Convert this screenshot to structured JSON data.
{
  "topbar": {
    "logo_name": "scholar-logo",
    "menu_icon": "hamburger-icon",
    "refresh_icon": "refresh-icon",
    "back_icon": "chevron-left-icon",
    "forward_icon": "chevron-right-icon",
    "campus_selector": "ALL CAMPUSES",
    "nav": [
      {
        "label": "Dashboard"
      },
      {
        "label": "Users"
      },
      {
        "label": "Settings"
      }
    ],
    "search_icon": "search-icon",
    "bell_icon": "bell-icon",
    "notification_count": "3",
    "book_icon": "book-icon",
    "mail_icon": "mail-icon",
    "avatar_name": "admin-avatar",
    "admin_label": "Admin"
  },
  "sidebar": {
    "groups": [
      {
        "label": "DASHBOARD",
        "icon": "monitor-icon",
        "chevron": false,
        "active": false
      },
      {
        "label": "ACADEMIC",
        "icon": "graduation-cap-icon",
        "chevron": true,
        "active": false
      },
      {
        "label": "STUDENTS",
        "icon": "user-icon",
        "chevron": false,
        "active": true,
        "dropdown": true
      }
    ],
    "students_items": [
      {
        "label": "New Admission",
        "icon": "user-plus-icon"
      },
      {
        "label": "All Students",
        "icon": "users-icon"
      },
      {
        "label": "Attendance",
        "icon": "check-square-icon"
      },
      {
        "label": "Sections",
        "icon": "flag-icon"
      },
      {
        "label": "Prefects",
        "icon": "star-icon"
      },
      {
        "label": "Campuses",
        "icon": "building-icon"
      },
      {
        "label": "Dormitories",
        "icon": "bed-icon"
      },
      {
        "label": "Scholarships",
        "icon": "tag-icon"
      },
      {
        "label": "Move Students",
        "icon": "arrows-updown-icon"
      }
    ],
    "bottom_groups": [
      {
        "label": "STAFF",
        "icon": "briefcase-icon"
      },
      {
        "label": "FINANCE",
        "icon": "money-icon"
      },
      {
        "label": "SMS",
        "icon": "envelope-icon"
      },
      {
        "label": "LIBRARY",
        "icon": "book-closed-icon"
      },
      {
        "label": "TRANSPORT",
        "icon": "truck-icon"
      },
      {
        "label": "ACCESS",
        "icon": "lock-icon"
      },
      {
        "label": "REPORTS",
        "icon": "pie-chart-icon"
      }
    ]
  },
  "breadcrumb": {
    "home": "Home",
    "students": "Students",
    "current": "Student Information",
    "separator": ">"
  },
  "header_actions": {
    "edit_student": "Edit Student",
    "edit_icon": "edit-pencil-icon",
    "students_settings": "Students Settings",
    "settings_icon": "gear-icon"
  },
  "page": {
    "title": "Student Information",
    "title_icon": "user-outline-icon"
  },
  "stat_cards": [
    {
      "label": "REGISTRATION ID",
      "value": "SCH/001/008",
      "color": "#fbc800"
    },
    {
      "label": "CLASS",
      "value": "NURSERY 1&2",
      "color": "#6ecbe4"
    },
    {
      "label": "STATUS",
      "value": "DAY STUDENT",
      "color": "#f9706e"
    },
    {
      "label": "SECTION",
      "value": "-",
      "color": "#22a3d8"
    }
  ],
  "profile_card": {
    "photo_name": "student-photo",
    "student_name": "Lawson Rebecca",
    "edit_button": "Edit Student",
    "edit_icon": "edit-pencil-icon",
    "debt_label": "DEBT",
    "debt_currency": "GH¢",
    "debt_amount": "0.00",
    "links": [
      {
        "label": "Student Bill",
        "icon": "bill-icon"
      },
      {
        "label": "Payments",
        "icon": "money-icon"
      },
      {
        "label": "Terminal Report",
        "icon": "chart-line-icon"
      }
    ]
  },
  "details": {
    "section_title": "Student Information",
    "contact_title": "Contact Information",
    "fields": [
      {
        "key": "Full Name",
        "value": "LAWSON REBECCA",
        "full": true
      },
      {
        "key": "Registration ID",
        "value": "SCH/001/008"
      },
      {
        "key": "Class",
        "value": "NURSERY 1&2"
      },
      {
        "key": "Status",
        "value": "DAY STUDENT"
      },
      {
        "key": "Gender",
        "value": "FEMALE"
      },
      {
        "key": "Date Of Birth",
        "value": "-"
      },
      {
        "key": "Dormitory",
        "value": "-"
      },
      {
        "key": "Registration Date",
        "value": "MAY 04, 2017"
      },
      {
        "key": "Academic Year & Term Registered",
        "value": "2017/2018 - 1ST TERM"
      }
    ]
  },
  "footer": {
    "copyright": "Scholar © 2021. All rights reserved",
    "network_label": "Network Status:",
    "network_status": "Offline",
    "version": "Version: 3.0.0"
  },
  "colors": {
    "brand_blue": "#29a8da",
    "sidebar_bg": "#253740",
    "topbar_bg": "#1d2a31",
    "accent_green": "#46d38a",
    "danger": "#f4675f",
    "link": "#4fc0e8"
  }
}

### What the exercise asks
Above are the records; retype every one exactly.

### Expected answer
Convert this screenshot to structured JSON data.
{
  "topbar": {
    "logo_name": "scholar-logo",
    "menu_icon": "hamburger-icon",
    "refresh_icon": "refresh-icon",
    "back_icon": "chevron-left-icon",
    "forward_icon": "chevron-right-icon",
    "campus_selector": "ALL CAMPUSES",
    "nav": [
      {
        "label": "Dashboard"
      },
      {
        "label": "Users"
      },
      {
        "label": "Settings"
      }
    ],
    "search_icon": "search-icon",
    "bell_icon": "bell-icon",
    "notification_count": "3",
    "book_icon": "book-icon",
    "mail_icon": "mail-icon",
    "avatar_name": "admin-avatar",
    "admin_label": "Admin"
  },
  "sidebar": {
    "groups": [
      {
        "label": "DASHBOARD",
        "icon": "monitor-icon",
        "chevron": false,
        "active": false
      },
      {
        "label": "ACADEMIC",
        "icon": "graduation-cap-icon",
        "chevron": true,
        "active": false
      },
      {
        "label": "STUDENTS",
        "icon": "user-icon",
        "chevron": false,
        "active": true,
        "dropdown": true
      }
    ],
    "students_items": [
      {
        "label": "New Admission",
        "icon": "user-plus-icon"
      },
      {
        "label": "All Students",
        "icon": "users-icon"
      },
      {
        "label": "Attendance",
        "icon": "check-square-icon"
      },
      {
        "label": "Sections",
        "icon": "flag-icon"
      },
      {
        "label": "Prefects",
        "icon": "star-icon"
      },
      {
        "label": "Campuses",
        "icon": "building-icon"
      },
      {
        "label": "Dormitories",
        "icon": "bed-icon"
      },
      {
        "label": "Scholarships",
        "icon": "tag-icon"
      },
      {
        "label": "Move Students",
        "icon": "arrows-updown-icon"
      }
    ],
    "bottom_groups": [
      {
        "label": "STAFF",
        "icon": "briefcase-icon"
      },
      {
        "label": "FINANCE",
        "icon": "money-icon"
      },
      {
        "label": "SMS",
        "icon": "envelope-icon"
      },
      {
        "label": "LIBRARY",
        "icon": "book-closed-icon"
      },
      {
        "label": "TRANSPORT",
        "icon": "truck-icon"
      },
      {
        "label": "ACCESS",
        "icon": "lock-icon"
      },
      {
        "label": "REPORTS",
        "icon": "pie-chart-icon"
      }
    ]
  },
  "breadcrumb": {
    "home": "Home",
    "students": "Students",
    "current": "Student Information",
    "separator": ">"
  },
  "header_actions": {
    "edit_student": "Edit Student",
    "edit_icon": "edit-pencil-icon",
    "students_settings": "Students Settings",
    "settings_icon": "gear-icon"
  },
  "page": {
    "title": "Student Information",
    "title_icon": "user-outline-icon"
  },
  "stat_cards": [
    {
      "label": "REGISTRATION ID",
      "value": "SCH/001/008",
      "color": "#fbc800"
    },
    {
      "label": "CLASS",
      "value": "NURSERY 1&2",
      "color": "#6ecbe4"
    },
    {
      "label": "STATUS",
      "value": "DAY STUDENT",
      "color": "#f9706e"
    },
    {
      "label": "SECTION",
      "value": "-",
      "color": "#22a3d8"
    }
  ],
  "profile_card": {
    "photo_name": "student-photo",
    "student_name": "Lawson Rebecca",
    "edit_button": "Edit Student",
    "edit_icon": "edit-pencil-icon",
    "debt_label": "DEBT",
    "debt_currency": "GH¢",
    "debt_amount": "0.00",
    "links": [
      {
        "label": "Student Bill",
        "icon": "bill-icon"
      },
      {
        "label": "Payments",
        "icon": "money-icon"
      },
      {
        "label": "Terminal Report",
        "icon": "chart-line-icon"
      }
    ]
  },
  "details": {
    "section_title": "Student Information",
    "contact_title": "Contact Information",
    "fields": [
      {
        "key": "Full Name",
        "value": "LAWSON REBECCA",
        "full": true
      },
      {
        "key": "Registration ID",
        "value": "SCH/001/008"
      },
      {
        "key": "Class",
        "value": "NURSERY 1&2"
      },
      {
        "key": "Status",
        "value": "DAY STUDENT"
      },
      {
        "key": "Gender",
        "value": "FEMALE"
      },
      {
        "key": "Date Of Birth",
        "value": "-"
      },
      {
        "key": "Dormitory",
        "value": "-"
      },
      {
        "key": "Registration Date",
        "value": "MAY 04, 2017"
      },
      {
        "key": "Academic Year & Term Registered",
        "value": "2017/2018 - 1ST TERM"
      }
    ]
  },
  "footer": {
    "copyright": "Scholar © 2021. All rights reserved",
    "network_label": "Network Status:",
    "network_status": "Offline",
    "version": "Version: 3.0.0"
  },
  "colors": {
    "brand_blue": "#29a8da",
    "sidebar_bg": "#253740",
    "topbar_bg": "#1d2a31",
    "accent_green": "#46d38a",
    "danger": "#f4675f",
    "link": "#4fc0e8"
  }
}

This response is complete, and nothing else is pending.